-- Start Dataset extract --

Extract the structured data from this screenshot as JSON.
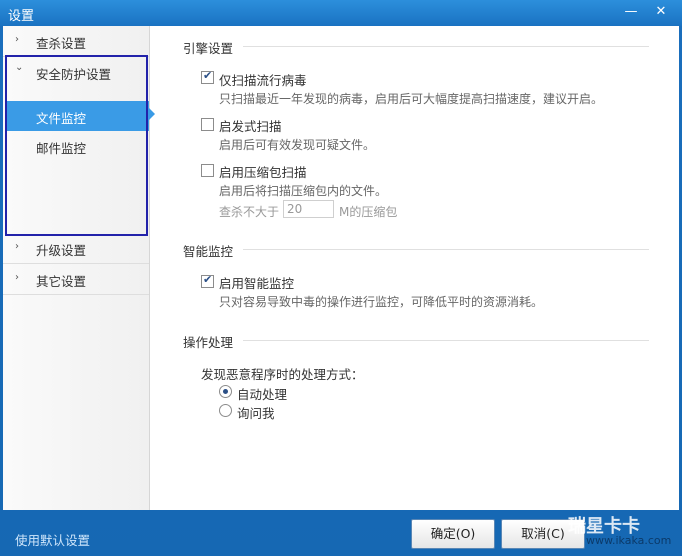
{
  "window": {
    "title": "设置"
  },
  "controls": {
    "minimize": "—",
    "close": "✕"
  },
  "sidebar": {
    "items": [
      {
        "label": "查杀设置",
        "chevron": "›"
      },
      {
        "label": "安全防护设置",
        "chevron": "⌄"
      },
      {
        "label": "升级设置",
        "chevron": "›"
      },
      {
        "label": "其它设置",
        "chevron": "›"
      }
    ],
    "subitems": [
      {
        "label": "文件监控",
        "active": true
      },
      {
        "label": "邮件监控",
        "active": false
      }
    ]
  },
  "engine": {
    "title": "引擎设置",
    "options": [
      {
        "label": "仅扫描流行病毒",
        "checked": true,
        "desc": "只扫描最近一年发现的病毒，启用后可大幅度提高扫描速度，建议开启。"
      },
      {
        "label": "启发式扫描",
        "checked": false,
        "desc": "启用后可有效发现可疑文件。"
      },
      {
        "label": "启用压缩包扫描",
        "checked": false,
        "desc": "启用后将扫描压缩包内的文件。"
      }
    ],
    "size_prefix": "查杀不大于",
    "size_value": "20",
    "size_suffix": "M的压缩包"
  },
  "smart": {
    "title": "智能监控",
    "option": {
      "label": "启用智能监控",
      "checked": true,
      "desc": "只对容易导致中毒的操作进行监控，可降低平时的资源消耗。"
    }
  },
  "action": {
    "title": "操作处理",
    "prompt": "发现恶意程序时的处理方式：",
    "radios": [
      {
        "label": "自动处理",
        "checked": true
      },
      {
        "label": "询问我",
        "checked": false
      }
    ]
  },
  "footer": {
    "defaults_link": "使用默认设置",
    "ok": "确定(O)",
    "cancel": "取消(C)"
  },
  "watermark": {
    "line1": "瑞星卡卡",
    "line2": "www.ikaka.com"
  }
}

-- End Dataset extract --

## Aim
Write out every line from the entries where "checked" appears.

## The result
        "checked": true,
        "checked": false,
        "checked": false,
      "checked": true,
        "checked": true
        "checked": false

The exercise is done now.